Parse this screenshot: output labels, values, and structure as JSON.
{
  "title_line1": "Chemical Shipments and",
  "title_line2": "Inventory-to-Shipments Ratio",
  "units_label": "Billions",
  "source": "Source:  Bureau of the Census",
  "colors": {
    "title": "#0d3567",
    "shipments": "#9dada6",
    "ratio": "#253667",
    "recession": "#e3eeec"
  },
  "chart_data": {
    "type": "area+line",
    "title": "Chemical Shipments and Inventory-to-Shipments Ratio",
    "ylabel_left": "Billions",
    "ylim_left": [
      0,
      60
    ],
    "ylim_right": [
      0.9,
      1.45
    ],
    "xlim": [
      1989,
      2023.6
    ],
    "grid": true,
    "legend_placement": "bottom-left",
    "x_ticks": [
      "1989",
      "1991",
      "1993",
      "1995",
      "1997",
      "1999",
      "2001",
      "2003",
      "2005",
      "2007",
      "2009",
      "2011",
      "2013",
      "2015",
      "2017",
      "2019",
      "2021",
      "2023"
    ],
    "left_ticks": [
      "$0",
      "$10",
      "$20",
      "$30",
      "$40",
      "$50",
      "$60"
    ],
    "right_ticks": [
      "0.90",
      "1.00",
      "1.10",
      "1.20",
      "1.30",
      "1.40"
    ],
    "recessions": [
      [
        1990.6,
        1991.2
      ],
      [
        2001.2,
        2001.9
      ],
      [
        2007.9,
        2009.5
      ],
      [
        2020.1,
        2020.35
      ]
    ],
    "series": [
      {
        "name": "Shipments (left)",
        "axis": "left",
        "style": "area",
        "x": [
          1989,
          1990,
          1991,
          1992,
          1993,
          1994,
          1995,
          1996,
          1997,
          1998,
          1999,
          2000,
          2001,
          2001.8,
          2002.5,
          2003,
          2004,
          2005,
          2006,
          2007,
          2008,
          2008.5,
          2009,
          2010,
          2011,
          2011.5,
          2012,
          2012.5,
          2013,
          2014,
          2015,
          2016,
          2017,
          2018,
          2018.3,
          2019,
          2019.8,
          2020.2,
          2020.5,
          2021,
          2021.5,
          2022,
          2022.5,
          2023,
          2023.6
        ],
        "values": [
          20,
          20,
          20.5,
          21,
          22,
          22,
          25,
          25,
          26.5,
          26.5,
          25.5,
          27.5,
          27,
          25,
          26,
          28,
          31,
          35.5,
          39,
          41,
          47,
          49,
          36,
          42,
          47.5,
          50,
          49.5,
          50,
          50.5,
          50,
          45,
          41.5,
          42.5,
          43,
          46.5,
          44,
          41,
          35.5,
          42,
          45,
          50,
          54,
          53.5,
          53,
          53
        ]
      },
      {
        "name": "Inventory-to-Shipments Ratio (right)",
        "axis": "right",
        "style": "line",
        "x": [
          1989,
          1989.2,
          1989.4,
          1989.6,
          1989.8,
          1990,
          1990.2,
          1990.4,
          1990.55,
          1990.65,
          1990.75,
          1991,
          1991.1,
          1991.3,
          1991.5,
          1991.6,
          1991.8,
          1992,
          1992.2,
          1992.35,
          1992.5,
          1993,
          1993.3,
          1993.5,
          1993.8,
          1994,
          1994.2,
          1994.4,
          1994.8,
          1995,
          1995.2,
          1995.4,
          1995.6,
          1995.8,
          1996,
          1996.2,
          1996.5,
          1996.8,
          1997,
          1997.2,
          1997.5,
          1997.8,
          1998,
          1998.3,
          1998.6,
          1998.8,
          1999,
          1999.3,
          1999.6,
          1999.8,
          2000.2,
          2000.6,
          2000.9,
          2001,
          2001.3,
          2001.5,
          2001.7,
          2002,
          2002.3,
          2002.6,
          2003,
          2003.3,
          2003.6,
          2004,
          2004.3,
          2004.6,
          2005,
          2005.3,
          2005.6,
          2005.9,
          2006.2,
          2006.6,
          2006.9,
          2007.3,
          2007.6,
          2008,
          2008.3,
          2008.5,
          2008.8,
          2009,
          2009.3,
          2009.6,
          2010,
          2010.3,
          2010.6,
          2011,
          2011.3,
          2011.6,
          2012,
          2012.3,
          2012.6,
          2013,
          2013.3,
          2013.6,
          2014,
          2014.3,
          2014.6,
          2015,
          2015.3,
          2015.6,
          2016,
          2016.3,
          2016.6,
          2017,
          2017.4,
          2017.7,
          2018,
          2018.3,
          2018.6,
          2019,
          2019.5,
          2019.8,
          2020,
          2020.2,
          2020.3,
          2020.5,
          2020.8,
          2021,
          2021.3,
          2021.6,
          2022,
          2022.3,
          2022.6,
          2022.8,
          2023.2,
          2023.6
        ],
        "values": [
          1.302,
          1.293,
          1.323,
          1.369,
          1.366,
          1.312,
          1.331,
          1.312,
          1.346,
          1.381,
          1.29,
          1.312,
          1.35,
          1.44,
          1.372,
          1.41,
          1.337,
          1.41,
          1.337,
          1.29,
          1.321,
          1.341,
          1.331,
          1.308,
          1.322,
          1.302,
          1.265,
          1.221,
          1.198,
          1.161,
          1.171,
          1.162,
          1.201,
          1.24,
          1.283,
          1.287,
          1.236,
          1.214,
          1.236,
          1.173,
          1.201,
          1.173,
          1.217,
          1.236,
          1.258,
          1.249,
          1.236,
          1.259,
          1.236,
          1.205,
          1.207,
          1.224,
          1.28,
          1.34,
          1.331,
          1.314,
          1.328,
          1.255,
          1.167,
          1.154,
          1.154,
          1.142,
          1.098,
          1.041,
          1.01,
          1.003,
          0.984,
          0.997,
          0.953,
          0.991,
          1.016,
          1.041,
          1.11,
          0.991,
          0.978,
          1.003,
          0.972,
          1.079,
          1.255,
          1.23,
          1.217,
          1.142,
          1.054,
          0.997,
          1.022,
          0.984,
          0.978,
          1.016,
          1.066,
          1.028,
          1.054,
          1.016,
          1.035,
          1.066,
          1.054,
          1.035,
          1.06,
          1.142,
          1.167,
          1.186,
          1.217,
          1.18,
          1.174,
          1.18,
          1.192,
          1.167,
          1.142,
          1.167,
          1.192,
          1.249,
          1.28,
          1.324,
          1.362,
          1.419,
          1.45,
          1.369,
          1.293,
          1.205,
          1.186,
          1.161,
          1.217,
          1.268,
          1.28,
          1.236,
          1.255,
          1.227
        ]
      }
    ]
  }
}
****************
Repeat the records above exactly.

Parse this screenshot: output labels, values, and structure as JSON.
{
  "title_line1": "Chemical Shipments and",
  "title_line2": "Inventory-to-Shipments Ratio",
  "units_label": "Billions",
  "source": "Source:  Bureau of the Census",
  "colors": {
    "title": "#0d3567",
    "shipments": "#9dada6",
    "ratio": "#253667",
    "recession": "#e3eeec"
  },
  "chart_data": {
    "type": "area+line",
    "title": "Chemical Shipments and Inventory-to-Shipments Ratio",
    "ylabel_left": "Billions",
    "ylim_left": [
      0,
      60
    ],
    "ylim_right": [
      0.9,
      1.45
    ],
    "xlim": [
      1989,
      2023.6
    ],
    "grid": true,
    "legend_placement": "bottom-left",
    "x_ticks": [
      "1989",
      "1991",
      "1993",
      "1995",
      "1997",
      "1999",
      "2001",
      "2003",
      "2005",
      "2007",
      "2009",
      "2011",
      "2013",
      "2015",
      "2017",
      "2019",
      "2021",
      "2023"
    ],
    "left_ticks": [
      "$0",
      "$10",
      "$20",
      "$30",
      "$40",
      "$50",
      "$60"
    ],
    "right_ticks": [
      "0.90",
      "1.00",
      "1.10",
      "1.20",
      "1.30",
      "1.40"
    ],
    "recessions": [
      [
        1990.6,
        1991.2
      ],
      [
        2001.2,
        2001.9
      ],
      [
        2007.9,
        2009.5
      ],
      [
        2020.1,
        2020.35
      ]
    ],
    "series": [
      {
        "name": "Shipments (left)",
        "axis": "left",
        "style": "area",
        "x": [
          1989,
          1990,
          1991,
          1992,
          1993,
          1994,
          1995,
          1996,
          1997,
          1998,
          1999,
          2000,
          2001,
          2001.8,
          2002.5,
          2003,
          2004,
          2005,
          2006,
          2007,
          2008,
          2008.5,
          2009,
          2010,
          2011,
          2011.5,
          2012,
          2012.5,
          2013,
          2014,
          2015,
          2016,
          2017,
          2018,
          2018.3,
          2019,
          2019.8,
          2020.2,
          2020.5,
          2021,
          2021.5,
          2022,
          2022.5,
          2023,
          2023.6
        ],
        "values": [
          20,
          20,
          20.5,
          21,
          22,
          22,
          25,
          25,
          26.5,
          26.5,
          25.5,
          27.5,
          27,
          25,
          26,
          28,
          31,
          35.5,
          39,
          41,
          47,
          49,
          36,
          42,
          47.5,
          50,
          49.5,
          50,
          50.5,
          50,
          45,
          41.5,
          42.5,
          43,
          46.5,
          44,
          41,
          35.5,
          42,
          45,
          50,
          54,
          53.5,
          53,
          53
        ]
      },
      {
        "name": "Inventory-to-Shipments Ratio (right)",
        "axis": "right",
        "style": "line",
        "x": [
          1989,
          1989.2,
          1989.4,
          1989.6,
          1989.8,
          1990,
          1990.2,
          1990.4,
          1990.55,
          1990.65,
          1990.75,
          1991,
          1991.1,
          1991.3,
          1991.5,
          1991.6,
          1991.8,
          1992,
          1992.2,
          1992.35,
          1992.5,
          1993,
          1993.3,
          1993.5,
          1993.8,
          1994,
          1994.2,
          1994.4,
          1994.8,
          1995,
          1995.2,
          1995.4,
          1995.6,
          1995.8,
          1996,
          1996.2,
          1996.5,
          1996.8,
          1997,
          1997.2,
          1997.5,
          1997.8,
          1998,
          1998.3,
          1998.6,
          1998.8,
          1999,
          1999.3,
          1999.6,
          1999.8,
          2000.2,
          2000.6,
          2000.9,
          2001,
          2001.3,
          2001.5,
          2001.7,
          2002,
          2002.3,
          2002.6,
          2003,
          2003.3,
          2003.6,
          2004,
          2004.3,
          2004.6,
          2005,
          2005.3,
          2005.6,
          2005.9,
          2006.2,
          2006.6,
          2006.9,
          2007.3,
          2007.6,
          2008,
          2008.3,
          2008.5,
          2008.8,
          2009,
          2009.3,
          2009.6,
          2010,
          2010.3,
          2010.6,
          2011,
          2011.3,
          2011.6,
          2012,
          2012.3,
          2012.6,
          2013,
          2013.3,
          2013.6,
          2014,
          2014.3,
          2014.6,
          2015,
          2015.3,
          2015.6,
          2016,
          2016.3,
          2016.6,
          2017,
          2017.4,
          2017.7,
          2018,
          2018.3,
          2018.6,
          2019,
          2019.5,
          2019.8,
          2020,
          2020.2,
          2020.3,
          2020.5,
          2020.8,
          2021,
          2021.3,
          2021.6,
          2022,
          2022.3,
          2022.6,
          2022.8,
          2023.2,
          2023.6
        ],
        "values": [
          1.302,
          1.293,
          1.323,
          1.369,
          1.366,
          1.312,
          1.331,
          1.312,
          1.346,
          1.381,
          1.29,
          1.312,
          1.35,
          1.44,
          1.372,
          1.41,
          1.337,
          1.41,
          1.337,
          1.29,
          1.321,
          1.341,
          1.331,
          1.308,
          1.322,
          1.302,
          1.265,
          1.221,
          1.198,
          1.161,
          1.171,
          1.162,
          1.201,
          1.24,
          1.283,
          1.287,
          1.236,
          1.214,
          1.236,
          1.173,
          1.201,
          1.173,
          1.217,
          1.236,
          1.258,
          1.249,
          1.236,
          1.259,
          1.236,
          1.205,
          1.207,
          1.224,
          1.28,
          1.34,
          1.331,
          1.314,
          1.328,
          1.255,
          1.167,
          1.154,
          1.154,
          1.142,
          1.098,
          1.041,
          1.01,
          1.003,
          0.984,
          0.997,
          0.953,
          0.991,
          1.016,
          1.041,
          1.11,
          0.991,
          0.978,
          1.003,
          0.972,
          1.079,
          1.255,
          1.23,
          1.217,
          1.142,
          1.054,
          0.997,
          1.022,
          0.984,
          0.978,
          1.016,
          1.066,
          1.028,
          1.054,
          1.016,
          1.035,
          1.066,
          1.054,
          1.035,
          1.06,
          1.142,
          1.167,
          1.186,
          1.217,
          1.18,
          1.174,
          1.18,
          1.192,
          1.167,
          1.142,
          1.167,
          1.192,
          1.249,
          1.28,
          1.324,
          1.362,
          1.419,
          1.45,
          1.369,
          1.293,
          1.205,
          1.186,
          1.161,
          1.217,
          1.268,
          1.28,
          1.236,
          1.255,
          1.227
        ]
      }
    ]
  }
}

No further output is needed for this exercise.